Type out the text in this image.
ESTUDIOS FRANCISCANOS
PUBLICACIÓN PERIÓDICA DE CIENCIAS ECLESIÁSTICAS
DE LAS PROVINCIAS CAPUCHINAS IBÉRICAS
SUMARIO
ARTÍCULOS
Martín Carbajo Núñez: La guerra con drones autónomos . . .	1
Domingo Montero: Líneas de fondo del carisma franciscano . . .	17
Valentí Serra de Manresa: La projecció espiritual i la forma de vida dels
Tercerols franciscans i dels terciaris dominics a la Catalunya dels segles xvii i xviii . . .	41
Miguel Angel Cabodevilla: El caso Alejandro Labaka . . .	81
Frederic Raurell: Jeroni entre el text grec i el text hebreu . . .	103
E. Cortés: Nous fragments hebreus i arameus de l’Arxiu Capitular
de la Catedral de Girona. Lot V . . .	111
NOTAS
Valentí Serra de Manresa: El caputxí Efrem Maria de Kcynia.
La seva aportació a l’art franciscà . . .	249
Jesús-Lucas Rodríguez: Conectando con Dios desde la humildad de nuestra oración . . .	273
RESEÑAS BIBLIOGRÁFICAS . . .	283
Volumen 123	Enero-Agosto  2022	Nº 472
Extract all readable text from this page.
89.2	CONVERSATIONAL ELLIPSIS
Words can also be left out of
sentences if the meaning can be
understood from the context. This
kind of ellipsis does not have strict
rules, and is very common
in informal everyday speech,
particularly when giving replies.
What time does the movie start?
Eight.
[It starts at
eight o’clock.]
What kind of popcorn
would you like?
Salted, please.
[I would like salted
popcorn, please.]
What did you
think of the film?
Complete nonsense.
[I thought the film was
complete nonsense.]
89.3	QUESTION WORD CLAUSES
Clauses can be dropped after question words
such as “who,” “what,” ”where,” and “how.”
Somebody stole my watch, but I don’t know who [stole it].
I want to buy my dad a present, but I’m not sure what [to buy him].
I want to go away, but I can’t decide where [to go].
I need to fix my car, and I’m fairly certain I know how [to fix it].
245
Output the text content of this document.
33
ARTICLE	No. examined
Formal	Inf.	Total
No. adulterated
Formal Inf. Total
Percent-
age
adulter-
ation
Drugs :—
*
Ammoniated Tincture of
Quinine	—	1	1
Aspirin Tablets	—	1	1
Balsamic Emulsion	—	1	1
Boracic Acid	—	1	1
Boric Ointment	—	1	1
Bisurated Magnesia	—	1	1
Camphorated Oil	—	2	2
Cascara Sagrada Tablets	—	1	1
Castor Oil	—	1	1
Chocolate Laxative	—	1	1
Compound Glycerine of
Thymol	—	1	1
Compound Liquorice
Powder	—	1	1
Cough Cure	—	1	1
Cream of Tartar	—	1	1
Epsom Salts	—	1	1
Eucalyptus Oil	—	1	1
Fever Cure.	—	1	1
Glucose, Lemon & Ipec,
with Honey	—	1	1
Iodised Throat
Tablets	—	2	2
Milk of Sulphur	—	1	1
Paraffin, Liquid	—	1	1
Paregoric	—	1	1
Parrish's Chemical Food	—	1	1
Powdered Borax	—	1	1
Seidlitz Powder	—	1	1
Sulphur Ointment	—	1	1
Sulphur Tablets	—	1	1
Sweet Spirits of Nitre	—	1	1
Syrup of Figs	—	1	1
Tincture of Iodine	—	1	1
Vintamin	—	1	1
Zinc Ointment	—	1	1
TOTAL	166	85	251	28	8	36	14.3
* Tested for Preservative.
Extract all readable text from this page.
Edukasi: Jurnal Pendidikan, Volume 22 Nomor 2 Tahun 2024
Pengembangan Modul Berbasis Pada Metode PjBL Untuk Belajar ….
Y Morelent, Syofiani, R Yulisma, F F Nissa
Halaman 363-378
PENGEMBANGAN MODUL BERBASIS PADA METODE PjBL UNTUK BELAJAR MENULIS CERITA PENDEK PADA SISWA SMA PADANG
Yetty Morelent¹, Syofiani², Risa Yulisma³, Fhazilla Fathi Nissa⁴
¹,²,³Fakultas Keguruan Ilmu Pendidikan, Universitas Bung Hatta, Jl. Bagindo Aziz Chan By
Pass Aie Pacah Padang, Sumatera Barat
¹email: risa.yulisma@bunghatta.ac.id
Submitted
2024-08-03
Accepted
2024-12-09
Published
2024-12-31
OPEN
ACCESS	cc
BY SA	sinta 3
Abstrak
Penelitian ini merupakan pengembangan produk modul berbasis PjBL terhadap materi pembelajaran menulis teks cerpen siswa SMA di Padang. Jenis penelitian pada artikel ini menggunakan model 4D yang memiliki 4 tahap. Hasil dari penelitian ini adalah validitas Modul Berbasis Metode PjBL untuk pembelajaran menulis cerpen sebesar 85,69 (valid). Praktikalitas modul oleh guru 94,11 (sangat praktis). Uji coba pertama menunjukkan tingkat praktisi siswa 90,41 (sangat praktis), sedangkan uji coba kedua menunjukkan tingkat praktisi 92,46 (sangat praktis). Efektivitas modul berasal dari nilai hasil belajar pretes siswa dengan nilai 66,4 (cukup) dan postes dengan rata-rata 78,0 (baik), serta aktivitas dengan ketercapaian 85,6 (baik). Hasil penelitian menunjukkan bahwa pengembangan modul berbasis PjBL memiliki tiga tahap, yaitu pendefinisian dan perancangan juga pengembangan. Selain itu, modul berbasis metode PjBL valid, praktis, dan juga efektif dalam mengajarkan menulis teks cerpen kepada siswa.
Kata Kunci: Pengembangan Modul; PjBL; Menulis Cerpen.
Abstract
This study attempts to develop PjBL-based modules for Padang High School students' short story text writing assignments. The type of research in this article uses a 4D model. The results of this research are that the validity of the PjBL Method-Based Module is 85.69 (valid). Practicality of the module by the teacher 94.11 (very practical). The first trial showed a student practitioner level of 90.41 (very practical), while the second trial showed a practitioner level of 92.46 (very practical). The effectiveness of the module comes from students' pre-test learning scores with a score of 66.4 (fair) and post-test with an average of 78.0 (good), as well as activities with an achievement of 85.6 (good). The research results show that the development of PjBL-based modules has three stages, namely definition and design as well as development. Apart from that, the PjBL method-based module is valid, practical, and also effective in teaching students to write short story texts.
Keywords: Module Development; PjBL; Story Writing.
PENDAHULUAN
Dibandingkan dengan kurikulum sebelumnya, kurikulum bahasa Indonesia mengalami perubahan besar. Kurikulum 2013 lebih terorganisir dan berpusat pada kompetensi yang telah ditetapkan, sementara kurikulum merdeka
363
━━━━━━━━
Task details —
Report how many lines in the listing include the word "Tincture". Give nothing but the count.

Written answer —
2